_What is required:_ Copy out the records precisely, omitting pictures.

═════ Entries ═════

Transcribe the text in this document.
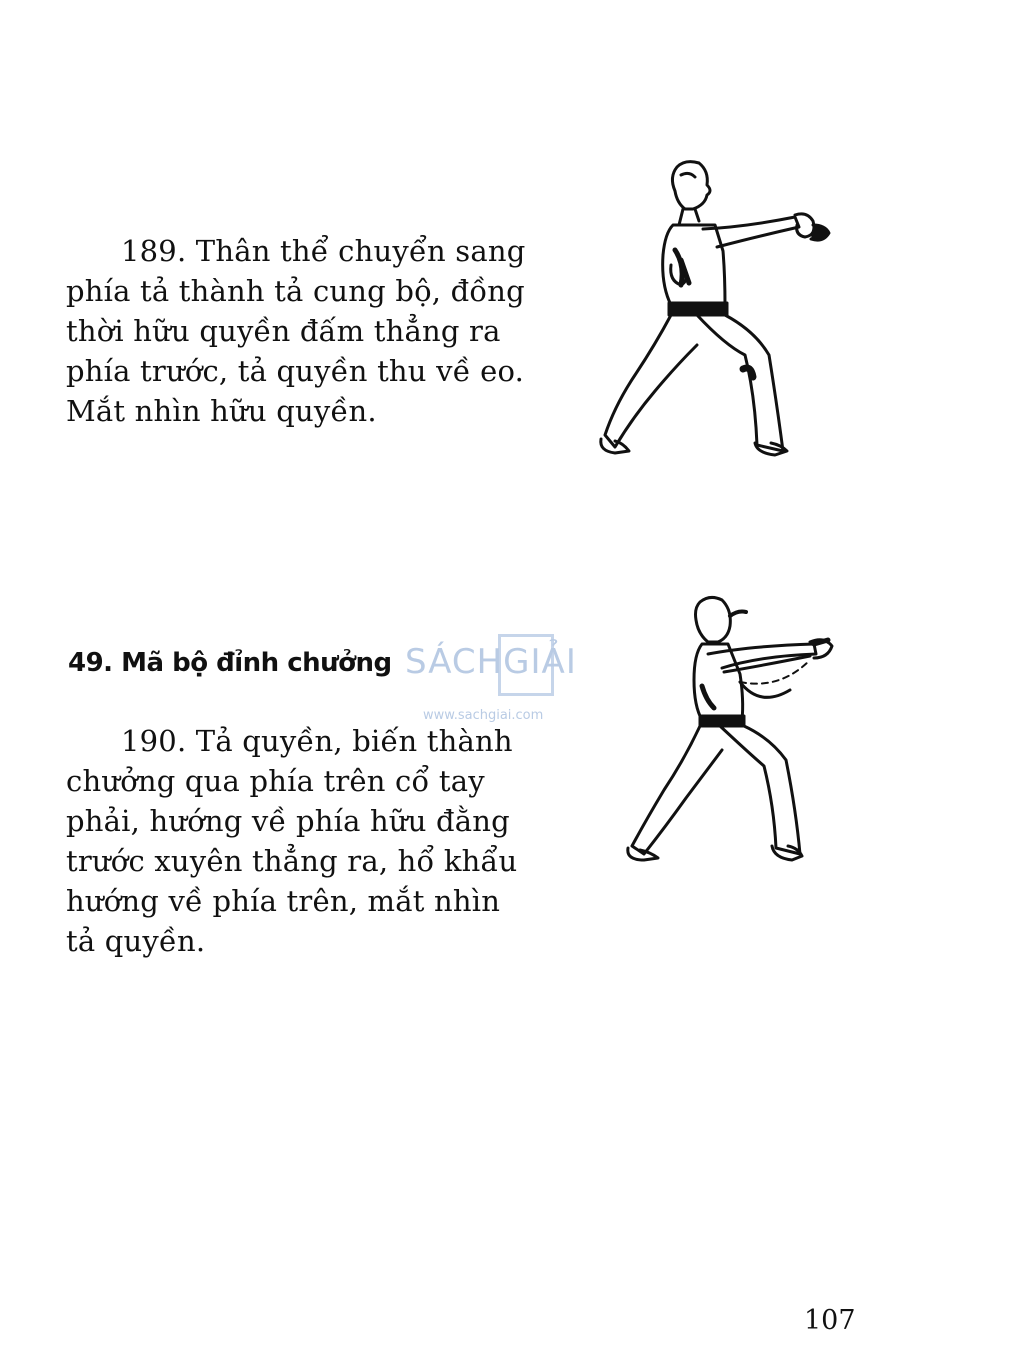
189. Thân thể chuyển sang
phía tả thành tả cung bộ, đồng
thời hữu quyền đấm thẳng ra
phía trước, tả quyền thu về eo.
Mắt nhìn hữu quyền.
49. Mã bộ đỉnh chưởng SÁCHGIẢI
www.sachgiai.com
190. Tả quyền, biến thành
chưởng qua phía trên cổ tay
phải, hướng về phía hữu đằng
trước xuyên thẳng ra, hổ khẩu
hướng về phía trên, mắt nhìn
tả quyền.
107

═════

_Solution for this exercise:_
Transcribe the text in this document.
189. Thân thể chuyển sang
phía tả thành tả cung bộ, đồng
thời hữu quyền đấm thẳng ra
phía trước, tả quyền thu về eo.
Mắt nhìn hữu quyền.
49. Mã bộ đỉnh chưởng SÁCHGIẢI
www.sachgiai.com
190. Tả quyền, biến thành
chưởng qua phía trên cổ tay
phải, hướng về phía hữu đằng
trước xuyên thẳng ra, hổ khẩu
hướng về phía trên, mắt nhìn
tả quyền.
107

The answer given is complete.